Task objective » Your copy of the material must match it exactly, except that pictures are dropped.

Records for this task »
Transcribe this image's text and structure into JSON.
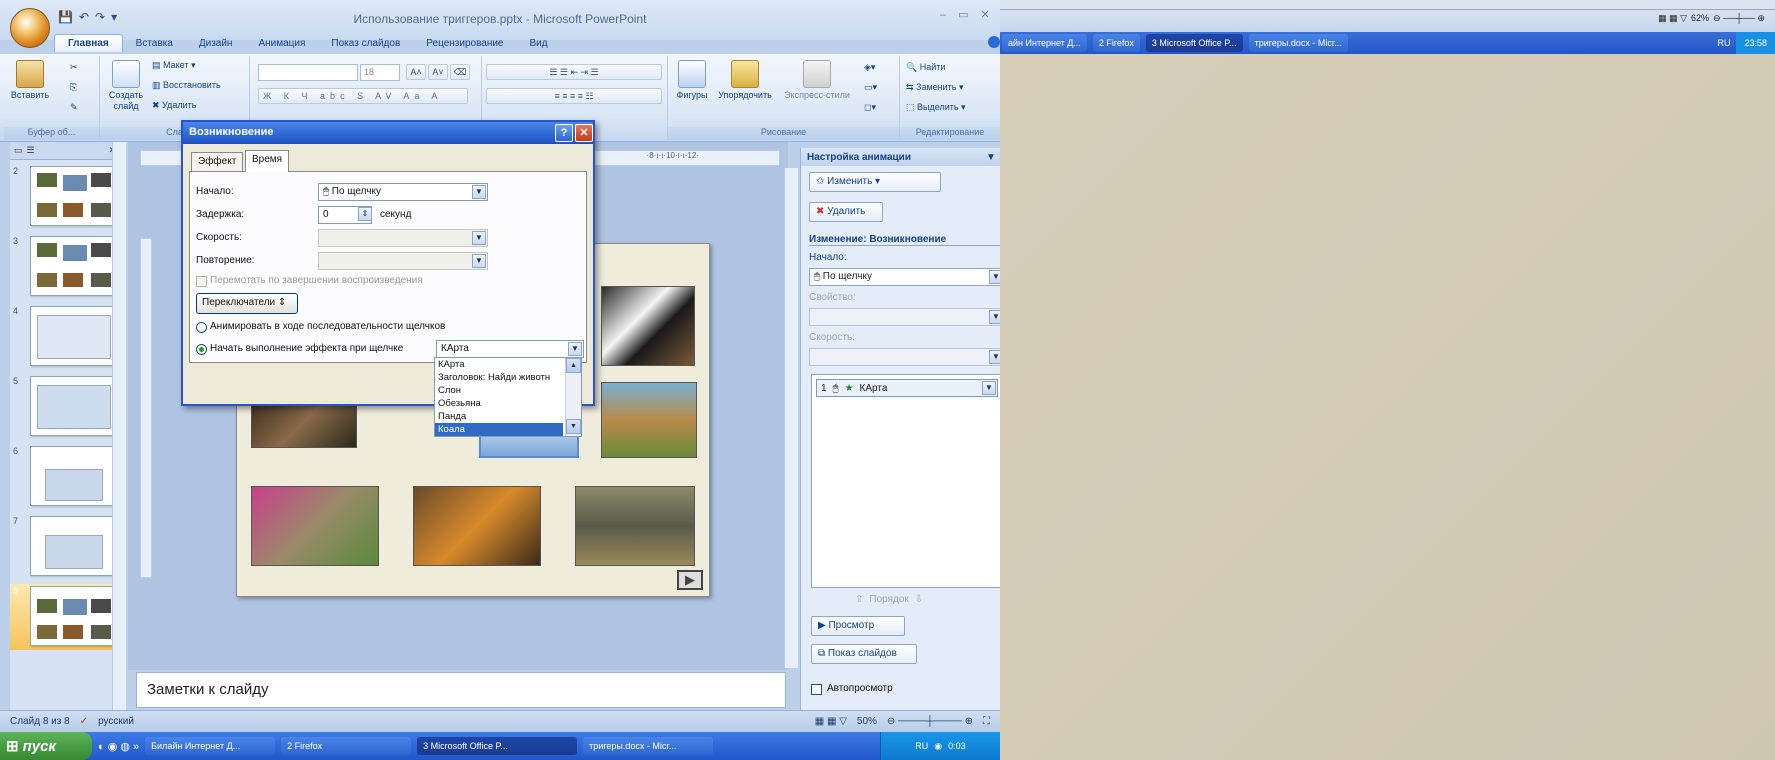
{
  "window": {
    "title": "Использование триггеров.pptx - Microsoft PowerPoint",
    "tabs": [
      "Главная",
      "Вставка",
      "Дизайн",
      "Анимация",
      "Показ слайдов",
      "Рецензирование",
      "Вид"
    ]
  },
  "ribbon": {
    "clipboard": {
      "paste": "Вставить",
      "label": "Буфер об..."
    },
    "slides": {
      "new_slide": "Создать слайд",
      "layout": "Макет",
      "reset": "Восстановить",
      "delete": "Удалить",
      "label": "Сла"
    },
    "font": {
      "size": "18"
    },
    "drawing": {
      "shapes": "Фигуры",
      "arrange": "Упорядочить",
      "styles": "Экспресс-стили",
      "label": "Рисование"
    },
    "editing": {
      "find": "Найти",
      "replace": "Заменить",
      "select": "Выделить",
      "label": "Редактирование"
    }
  },
  "thumbnails": [
    {
      "num": "2",
      "selected": false
    },
    {
      "num": "3",
      "selected": false
    },
    {
      "num": "4",
      "selected": false
    },
    {
      "num": "5",
      "selected": false
    },
    {
      "num": "6",
      "selected": false
    },
    {
      "num": "7",
      "selected": false
    },
    {
      "num": "8",
      "selected": true
    }
  ],
  "ruler": {
    "marks": "·8·ı·ı·10·ı·ı·12·"
  },
  "notes": {
    "placeholder": "Заметки к слайду"
  },
  "dialog": {
    "title": "Возникновение",
    "tabs": [
      "Эффект",
      "Время"
    ],
    "start_label": "Начало:",
    "start_value": "По щелчку",
    "delay_label": "Задержка:",
    "delay_value": "0",
    "delay_unit": "секунд",
    "speed_label": "Скорость:",
    "repeat_label": "Повторение:",
    "rewind_label": "Перемотать по завершении воспроизведения",
    "triggers_button": "Переключатели",
    "radio_sequence": "Анимировать в ходе последовательности щелчков",
    "radio_trigger": "Начать выполнение эффекта при щелчке",
    "trigger_value": "КАрта",
    "list_items": [
      "КАрта",
      "Заголовок: Найди животн",
      "Слон",
      "Обезьяна",
      "Панда",
      "Коала"
    ],
    "list_selected": "Коала"
  },
  "anim_panel": {
    "title": "Настройка анимации",
    "change_button": "Изменить",
    "delete_button": "Удалить",
    "section_title": "Изменение: Возникновение",
    "start_label": "Начало:",
    "start_value": "По щелчку",
    "property_label": "Свойство:",
    "speed_label": "Скорость:",
    "list_item_num": "1",
    "list_item_label": "КАрта",
    "order_label": "Порядок",
    "preview_button": "Просмотр",
    "slideshow_button": "Показ слайдов",
    "autopreview_label": "Автопросмотр"
  },
  "statusbar": {
    "slide_info": "Слайд 8 из 8",
    "language": "русский",
    "zoom": "50%"
  },
  "taskbar": {
    "start": "пуск",
    "items": [
      "Билайн Интернет Д...",
      "2 Firefox",
      "3 Microsoft Office P...",
      "тригеры.docx - Micr..."
    ],
    "lang": "RU",
    "time": "0:03"
  },
  "bg_screen": {
    "zoom": "62%",
    "items": [
      "айн Интернет Д...",
      "2 Firefox",
      "3 Microsoft Office P...",
      "тригеры.docx - Micr..."
    ],
    "lang": "RU",
    "time": "23:58"
  },
  "colors": {
    "accent": "#2a55c8",
    "ribbon": "#dbe7f6",
    "taskbar": "#2257cc",
    "start": "#368a32"
  }
}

The output »
Transcribe this image's text and structure into JSON.
{
  "window": {
    "title": "Использование триггеров.pptx - Microsoft PowerPoint",
    "tabs": [
      "Главная",
      "Вставка",
      "Дизайн",
      "Анимация",
      "Показ слайдов",
      "Рецензирование",
      "Вид"
    ]
  },
  "ribbon": {
    "clipboard": {
      "paste": "Вставить",
      "label": "Буфер об..."
    },
    "slides": {
      "new_slide": "Создать слайд",
      "layout": "Макет",
      "reset": "Восстановить",
      "delete": "Удалить",
      "label": "Сла"
    },
    "font": {
      "size": "18"
    },
    "drawing": {
      "shapes": "Фигуры",
      "arrange": "Упорядочить",
      "styles": "Экспресс-стили",
      "label": "Рисование"
    },
    "editing": {
      "find": "Найти",
      "replace": "Заменить",
      "select": "Выделить",
      "label": "Редактирование"
    }
  },
  "thumbnails": [
    {
      "num": "2",
      "selected": false
    },
    {
      "num": "3",
      "selected": false
    },
    {
      "num": "4",
      "selected": false
    },
    {
      "num": "5",
      "selected": false
    },
    {
      "num": "6",
      "selected": false
    },
    {
      "num": "7",
      "selected": false
    },
    {
      "num": "8",
      "selected": true
    }
  ],
  "ruler": {
    "marks": "·8·ı·ı·10·ı·ı·12·"
  },
  "notes": {
    "placeholder": "Заметки к слайду"
  },
  "dialog": {
    "title": "Возникновение",
    "tabs": [
      "Эффект",
      "Время"
    ],
    "start_label": "Начало:",
    "start_value": "По щелчку",
    "delay_label": "Задержка:",
    "delay_value": "0",
    "delay_unit": "секунд",
    "speed_label": "Скорость:",
    "repeat_label": "Повторение:",
    "rewind_label": "Перемотать по завершении воспроизведения",
    "triggers_button": "Переключатели",
    "radio_sequence": "Анимировать в ходе последовательности щелчков",
    "radio_trigger": "Начать выполнение эффекта при щелчке",
    "trigger_value": "КАрта",
    "list_items": [
      "КАрта",
      "Заголовок: Найди животн",
      "Слон",
      "Обезьяна",
      "Панда",
      "Коала"
    ],
    "list_selected": "Коала"
  },
  "anim_panel": {
    "title": "Настройка анимации",
    "change_button": "Изменить",
    "delete_button": "Удалить",
    "section_title": "Изменение: Возникновение",
    "start_label": "Начало:",
    "start_value": "По щелчку",
    "property_label": "Свойство:",
    "speed_label": "Скорость:",
    "list_item_num": "1",
    "list_item_label": "КАрта",
    "order_label": "Порядок",
    "preview_button": "Просмотр",
    "slideshow_button": "Показ слайдов",
    "autopreview_label": "Автопросмотр"
  },
  "statusbar": {
    "slide_info": "Слайд 8 из 8",
    "language": "русский",
    "zoom": "50%"
  },
  "taskbar": {
    "start": "пуск",
    "items": [
      "Билайн Интернет Д...",
      "2 Firefox",
      "3 Microsoft Office P...",
      "тригеры.docx - Micr..."
    ],
    "lang": "RU",
    "time": "0:03"
  },
  "bg_screen": {
    "zoom": "62%",
    "items": [
      "айн Интернет Д...",
      "2 Firefox",
      "3 Microsoft Office P...",
      "тригеры.docx - Micr..."
    ],
    "lang": "RU",
    "time": "23:58"
  },
  "colors": {
    "accent": "#2a55c8",
    "ribbon": "#dbe7f6",
    "taskbar": "#2257cc",
    "start": "#368a32"
  }
}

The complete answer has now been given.